● **Your goal**
Gather all lines from the material that contain the word "name".

****

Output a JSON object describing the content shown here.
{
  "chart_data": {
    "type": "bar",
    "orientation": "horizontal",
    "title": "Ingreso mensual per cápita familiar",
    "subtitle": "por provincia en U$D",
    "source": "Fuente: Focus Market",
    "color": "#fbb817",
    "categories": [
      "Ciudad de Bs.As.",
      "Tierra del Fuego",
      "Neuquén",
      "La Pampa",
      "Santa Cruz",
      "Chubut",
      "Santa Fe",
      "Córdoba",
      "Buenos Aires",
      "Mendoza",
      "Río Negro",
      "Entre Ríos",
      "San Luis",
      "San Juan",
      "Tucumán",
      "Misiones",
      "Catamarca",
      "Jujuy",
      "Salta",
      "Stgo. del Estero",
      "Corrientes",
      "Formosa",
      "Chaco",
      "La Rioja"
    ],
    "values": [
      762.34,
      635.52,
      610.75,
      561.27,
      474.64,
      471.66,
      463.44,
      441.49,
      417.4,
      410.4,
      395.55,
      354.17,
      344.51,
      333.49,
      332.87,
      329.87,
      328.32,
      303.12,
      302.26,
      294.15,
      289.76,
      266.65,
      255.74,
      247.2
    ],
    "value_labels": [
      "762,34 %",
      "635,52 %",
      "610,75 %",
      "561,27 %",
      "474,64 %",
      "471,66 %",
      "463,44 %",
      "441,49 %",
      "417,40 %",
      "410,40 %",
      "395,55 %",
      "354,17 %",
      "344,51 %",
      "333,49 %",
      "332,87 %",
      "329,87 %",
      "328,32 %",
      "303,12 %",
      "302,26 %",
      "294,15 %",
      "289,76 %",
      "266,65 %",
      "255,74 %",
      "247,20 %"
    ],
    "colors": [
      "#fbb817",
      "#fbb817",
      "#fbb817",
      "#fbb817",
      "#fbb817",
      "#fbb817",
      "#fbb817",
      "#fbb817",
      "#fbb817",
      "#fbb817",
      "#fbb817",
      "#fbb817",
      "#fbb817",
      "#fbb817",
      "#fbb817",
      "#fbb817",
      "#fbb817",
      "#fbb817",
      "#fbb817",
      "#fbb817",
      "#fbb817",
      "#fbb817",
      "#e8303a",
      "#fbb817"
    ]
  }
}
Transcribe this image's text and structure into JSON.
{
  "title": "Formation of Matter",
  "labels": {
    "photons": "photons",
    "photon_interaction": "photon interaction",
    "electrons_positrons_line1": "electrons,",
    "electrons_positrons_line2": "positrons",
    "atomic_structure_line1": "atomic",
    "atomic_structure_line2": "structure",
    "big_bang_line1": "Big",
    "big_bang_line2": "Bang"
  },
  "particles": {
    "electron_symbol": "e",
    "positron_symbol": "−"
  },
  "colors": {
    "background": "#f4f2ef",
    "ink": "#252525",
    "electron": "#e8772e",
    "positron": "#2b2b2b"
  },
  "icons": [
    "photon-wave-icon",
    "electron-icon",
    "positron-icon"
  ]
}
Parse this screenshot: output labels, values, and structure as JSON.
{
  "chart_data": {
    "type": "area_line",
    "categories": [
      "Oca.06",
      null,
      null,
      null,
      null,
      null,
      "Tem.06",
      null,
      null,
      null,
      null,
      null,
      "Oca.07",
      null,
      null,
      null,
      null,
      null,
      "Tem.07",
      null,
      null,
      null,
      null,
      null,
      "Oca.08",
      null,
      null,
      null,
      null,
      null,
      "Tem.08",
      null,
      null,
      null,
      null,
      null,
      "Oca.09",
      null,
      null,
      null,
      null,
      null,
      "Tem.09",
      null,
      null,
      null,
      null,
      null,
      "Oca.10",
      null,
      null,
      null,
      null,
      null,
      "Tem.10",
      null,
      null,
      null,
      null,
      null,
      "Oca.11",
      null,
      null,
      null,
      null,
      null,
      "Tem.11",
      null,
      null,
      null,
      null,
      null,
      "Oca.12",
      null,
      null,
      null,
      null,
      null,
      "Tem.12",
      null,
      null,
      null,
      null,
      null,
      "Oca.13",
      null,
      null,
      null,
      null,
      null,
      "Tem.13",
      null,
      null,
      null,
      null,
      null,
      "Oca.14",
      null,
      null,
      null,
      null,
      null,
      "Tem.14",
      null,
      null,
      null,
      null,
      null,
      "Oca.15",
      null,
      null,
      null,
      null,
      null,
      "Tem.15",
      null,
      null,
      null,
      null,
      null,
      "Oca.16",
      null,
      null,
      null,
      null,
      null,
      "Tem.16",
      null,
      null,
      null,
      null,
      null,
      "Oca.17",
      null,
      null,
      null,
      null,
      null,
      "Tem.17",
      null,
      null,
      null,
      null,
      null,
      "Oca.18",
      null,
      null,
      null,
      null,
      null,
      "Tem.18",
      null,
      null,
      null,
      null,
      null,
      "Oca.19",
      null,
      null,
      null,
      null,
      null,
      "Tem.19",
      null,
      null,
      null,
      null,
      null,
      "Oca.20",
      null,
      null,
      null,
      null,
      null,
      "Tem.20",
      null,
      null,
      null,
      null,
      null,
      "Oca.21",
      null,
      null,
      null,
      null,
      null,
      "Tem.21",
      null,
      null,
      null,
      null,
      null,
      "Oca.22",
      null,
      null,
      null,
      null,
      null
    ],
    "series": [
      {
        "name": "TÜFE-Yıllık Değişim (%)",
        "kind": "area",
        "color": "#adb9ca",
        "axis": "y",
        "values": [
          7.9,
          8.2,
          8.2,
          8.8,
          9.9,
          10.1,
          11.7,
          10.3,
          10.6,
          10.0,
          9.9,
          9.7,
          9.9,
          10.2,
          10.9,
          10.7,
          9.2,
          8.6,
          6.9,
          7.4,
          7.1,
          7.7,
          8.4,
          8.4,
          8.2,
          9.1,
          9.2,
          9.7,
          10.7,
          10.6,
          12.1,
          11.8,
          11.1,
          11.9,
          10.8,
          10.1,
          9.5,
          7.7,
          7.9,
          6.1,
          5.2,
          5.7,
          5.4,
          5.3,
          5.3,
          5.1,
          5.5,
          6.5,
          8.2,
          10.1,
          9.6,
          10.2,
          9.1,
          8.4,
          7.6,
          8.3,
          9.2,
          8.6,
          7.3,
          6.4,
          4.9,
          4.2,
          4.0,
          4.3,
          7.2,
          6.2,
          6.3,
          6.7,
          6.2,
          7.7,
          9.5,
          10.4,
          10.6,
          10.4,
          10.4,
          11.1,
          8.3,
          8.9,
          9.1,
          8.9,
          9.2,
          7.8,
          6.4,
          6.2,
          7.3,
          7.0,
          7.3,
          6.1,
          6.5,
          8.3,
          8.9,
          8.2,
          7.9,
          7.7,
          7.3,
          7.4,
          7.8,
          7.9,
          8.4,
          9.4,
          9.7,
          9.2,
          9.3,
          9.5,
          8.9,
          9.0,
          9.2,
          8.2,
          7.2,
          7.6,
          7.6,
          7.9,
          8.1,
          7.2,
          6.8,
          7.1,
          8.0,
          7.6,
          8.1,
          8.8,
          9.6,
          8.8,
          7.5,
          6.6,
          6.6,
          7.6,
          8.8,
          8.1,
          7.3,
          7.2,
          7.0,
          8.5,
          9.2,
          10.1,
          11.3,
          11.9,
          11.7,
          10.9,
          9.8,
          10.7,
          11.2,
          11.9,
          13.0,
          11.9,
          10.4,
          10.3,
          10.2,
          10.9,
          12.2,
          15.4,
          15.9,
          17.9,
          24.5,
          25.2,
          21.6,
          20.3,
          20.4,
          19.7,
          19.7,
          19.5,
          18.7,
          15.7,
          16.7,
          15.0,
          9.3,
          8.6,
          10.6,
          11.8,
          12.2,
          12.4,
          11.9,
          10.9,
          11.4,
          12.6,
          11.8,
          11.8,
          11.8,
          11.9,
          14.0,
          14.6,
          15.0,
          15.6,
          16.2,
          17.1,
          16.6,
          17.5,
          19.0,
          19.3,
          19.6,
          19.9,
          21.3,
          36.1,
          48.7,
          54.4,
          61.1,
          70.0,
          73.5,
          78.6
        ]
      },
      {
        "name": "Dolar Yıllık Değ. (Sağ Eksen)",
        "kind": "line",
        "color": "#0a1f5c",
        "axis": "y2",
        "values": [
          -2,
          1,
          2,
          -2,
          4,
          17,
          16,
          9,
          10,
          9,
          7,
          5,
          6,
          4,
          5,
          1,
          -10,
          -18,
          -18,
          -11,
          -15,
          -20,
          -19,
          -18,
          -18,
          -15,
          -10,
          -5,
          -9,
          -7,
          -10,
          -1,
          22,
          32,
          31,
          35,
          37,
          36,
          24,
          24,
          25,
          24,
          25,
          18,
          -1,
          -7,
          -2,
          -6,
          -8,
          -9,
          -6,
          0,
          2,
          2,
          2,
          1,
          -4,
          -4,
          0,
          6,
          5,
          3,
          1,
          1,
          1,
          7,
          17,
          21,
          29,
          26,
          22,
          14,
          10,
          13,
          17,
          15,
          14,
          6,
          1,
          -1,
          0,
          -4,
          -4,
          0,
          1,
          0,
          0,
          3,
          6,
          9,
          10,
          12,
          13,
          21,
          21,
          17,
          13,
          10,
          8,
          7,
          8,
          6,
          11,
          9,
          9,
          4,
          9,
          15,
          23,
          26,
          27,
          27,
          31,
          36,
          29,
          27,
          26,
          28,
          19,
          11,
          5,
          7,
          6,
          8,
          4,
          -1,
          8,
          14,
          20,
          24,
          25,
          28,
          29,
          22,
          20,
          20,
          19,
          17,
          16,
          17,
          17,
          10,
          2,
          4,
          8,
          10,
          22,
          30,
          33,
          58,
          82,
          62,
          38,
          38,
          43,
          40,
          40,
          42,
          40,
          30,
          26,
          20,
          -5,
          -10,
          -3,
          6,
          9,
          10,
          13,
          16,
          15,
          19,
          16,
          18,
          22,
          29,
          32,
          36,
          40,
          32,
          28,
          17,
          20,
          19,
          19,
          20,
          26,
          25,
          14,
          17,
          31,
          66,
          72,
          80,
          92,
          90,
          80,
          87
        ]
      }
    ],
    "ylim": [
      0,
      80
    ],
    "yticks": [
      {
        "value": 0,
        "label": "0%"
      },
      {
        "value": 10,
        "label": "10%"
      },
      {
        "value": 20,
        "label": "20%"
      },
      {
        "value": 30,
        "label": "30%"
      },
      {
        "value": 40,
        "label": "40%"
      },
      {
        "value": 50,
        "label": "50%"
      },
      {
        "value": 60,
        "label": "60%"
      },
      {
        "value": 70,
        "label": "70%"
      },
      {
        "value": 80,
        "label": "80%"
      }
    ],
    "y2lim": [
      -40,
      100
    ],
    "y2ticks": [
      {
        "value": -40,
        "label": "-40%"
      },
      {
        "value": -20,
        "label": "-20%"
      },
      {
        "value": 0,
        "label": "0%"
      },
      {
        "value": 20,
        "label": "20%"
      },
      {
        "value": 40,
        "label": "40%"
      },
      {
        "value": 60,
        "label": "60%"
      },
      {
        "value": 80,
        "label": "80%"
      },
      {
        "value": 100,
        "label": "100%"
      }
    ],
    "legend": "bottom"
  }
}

****

● **Response**
        "name": "TÜFE-Yıllık Değişim (%)",
        "name": "Dolar Yıllık Değ. (Sağ Eksen)",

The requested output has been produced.